Task to complete =
Your task is to copy the listing exactly, with the pictures left out.
====================
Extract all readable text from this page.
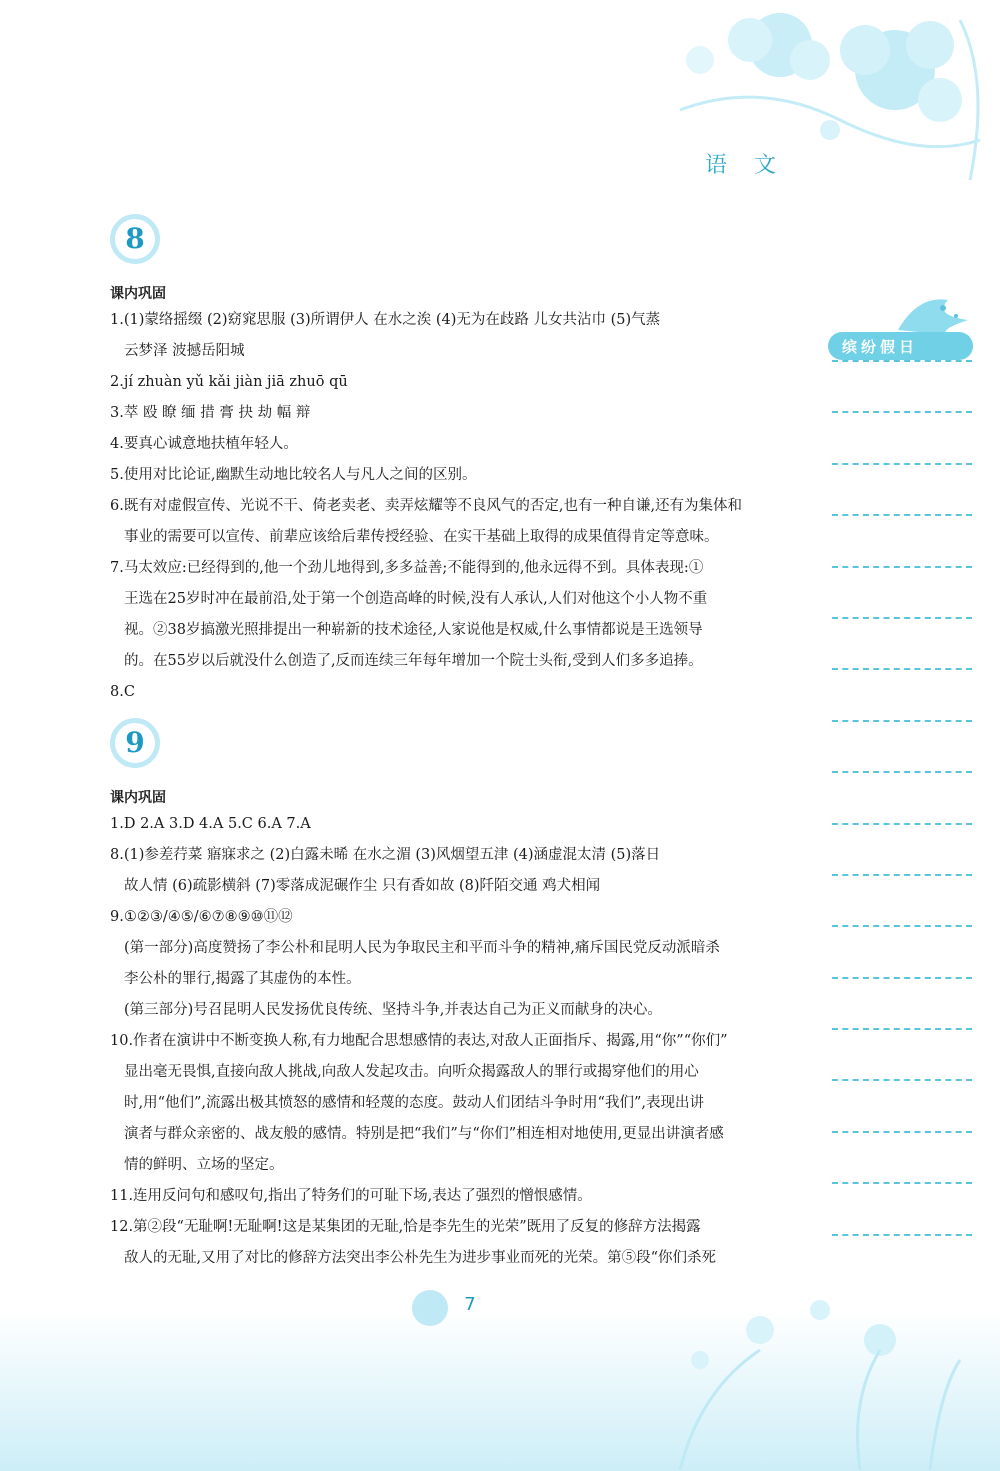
语 文
缤纷假日
8
课内巩固
1.(1)蒙络摇缀 (2)窈窕思服 (3)所谓伊人 在水之涘 (4)无为在歧路 儿女共沾巾 (5)气蒸
云梦泽 波撼岳阳城
2.jí zhuàn yǔ kǎi jiàn jiā zhuō qū
3.萃 殴 瞭 缅 措 膏 抉 劫 幅 辩
4.要真心诚意地扶植年轻人。
5.使用对比论证,幽默生动地比较名人与凡人之间的区别。
6.既有对虚假宣传、光说不干、倚老卖老、卖弄炫耀等不良风气的否定,也有一种自谦,还有为集体和
事业的需要可以宣传、前辈应该给后辈传授经验、在实干基础上取得的成果值得肯定等意味。
7.马太效应:已经得到的,他一个劲儿地得到,多多益善;不能得到的,他永远得不到。具体表现:①
王选在25岁时冲在最前沿,处于第一个创造高峰的时候,没有人承认,人们对他这个小人物不重
视。②38岁搞激光照排提出一种崭新的技术途径,人家说他是权威,什么事情都说是王选领导
的。在55岁以后就没什么创造了,反而连续三年每年增加一个院士头衔,受到人们多多追捧。
8.C
9
课内巩固
1.D 2.A 3.D 4.A 5.C 6.A 7.A
8.(1)参差荇菜 寤寐求之 (2)白露未晞 在水之湄 (3)风烟望五津 (4)涵虚混太清 (5)落日
故人情 (6)疏影横斜 (7)零落成泥碾作尘 只有香如故 (8)阡陌交通 鸡犬相闻
9.①②③/④⑤/⑥⑦⑧⑨⑩⑪⑫
(第一部分)高度赞扬了李公朴和昆明人民为争取民主和平而斗争的精神,痛斥国民党反动派暗杀
李公朴的罪行,揭露了其虚伪的本性。
(第三部分)号召昆明人民发扬优良传统、坚持斗争,并表达自己为正义而献身的决心。
10.作者在演讲中不断变换人称,有力地配合思想感情的表达,对敌人正面指斥、揭露,用“你”“你们”
显出毫无畏惧,直接向敌人挑战,向敌人发起攻击。向听众揭露敌人的罪行或揭穿他们的用心
时,用“他们”,流露出极其愤怒的感情和轻蔑的态度。鼓动人们团结斗争时用“我们”,表现出讲
演者与群众亲密的、战友般的感情。特别是把“我们”与“你们”相连相对地使用,更显出讲演者感
情的鲜明、立场的坚定。
11.连用反问句和感叹句,指出了特务们的可耻下场,表达了强烈的憎恨感情。
12.第②段“无耻啊!无耻啊!这是某集团的无耻,恰是李先生的光荣”既用了反复的修辞方法揭露
敌人的无耻,又用了对比的修辞方法突出李公朴先生为进步事业而死的光荣。第⑤段“你们杀死
7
====================
Answer to this task =
Extract all readable text from this page.
语 文
缤纷假日
8
课内巩固
1.(1)蒙络摇缀 (2)窈窕思服 (3)所谓伊人 在水之涘 (4)无为在歧路 儿女共沾巾 (5)气蒸
云梦泽 波撼岳阳城
2.jí zhuàn yǔ kǎi jiàn jiā zhuō qū
3.萃 殴 瞭 缅 措 膏 抉 劫 幅 辩
4.要真心诚意地扶植年轻人。
5.使用对比论证,幽默生动地比较名人与凡人之间的区别。
6.既有对虚假宣传、光说不干、倚老卖老、卖弄炫耀等不良风气的否定,也有一种自谦,还有为集体和
事业的需要可以宣传、前辈应该给后辈传授经验、在实干基础上取得的成果值得肯定等意味。
7.马太效应:已经得到的,他一个劲儿地得到,多多益善;不能得到的,他永远得不到。具体表现:①
王选在25岁时冲在最前沿,处于第一个创造高峰的时候,没有人承认,人们对他这个小人物不重
视。②38岁搞激光照排提出一种崭新的技术途径,人家说他是权威,什么事情都说是王选领导
的。在55岁以后就没什么创造了,反而连续三年每年增加一个院士头衔,受到人们多多追捧。
8.C
9
课内巩固
1.D 2.A 3.D 4.A 5.C 6.A 7.A
8.(1)参差荇菜 寤寐求之 (2)白露未晞 在水之湄 (3)风烟望五津 (4)涵虚混太清 (5)落日
故人情 (6)疏影横斜 (7)零落成泥碾作尘 只有香如故 (8)阡陌交通 鸡犬相闻
9.①②③/④⑤/⑥⑦⑧⑨⑩⑪⑫
(第一部分)高度赞扬了李公朴和昆明人民为争取民主和平而斗争的精神,痛斥国民党反动派暗杀
李公朴的罪行,揭露了其虚伪的本性。
(第三部分)号召昆明人民发扬优良传统、坚持斗争,并表达自己为正义而献身的决心。
10.作者在演讲中不断变换人称,有力地配合思想感情的表达,对敌人正面指斥、揭露,用“你”“你们”
显出毫无畏惧,直接向敌人挑战,向敌人发起攻击。向听众揭露敌人的罪行或揭穿他们的用心
时,用“他们”,流露出极其愤怒的感情和轻蔑的态度。鼓动人们团结斗争时用“我们”,表现出讲
演者与群众亲密的、战友般的感情。特别是把“我们”与“你们”相连相对地使用,更显出讲演者感
情的鲜明、立场的坚定。
11.连用反问句和感叹句,指出了特务们的可耻下场,表达了强烈的憎恨感情。
12.第②段“无耻啊!无耻啊!这是某集团的无耻,恰是李先生的光荣”既用了反复的修辞方法揭露
敌人的无耻,又用了对比的修辞方法突出李公朴先生为进步事业而死的光荣。第⑤段“你们杀死
7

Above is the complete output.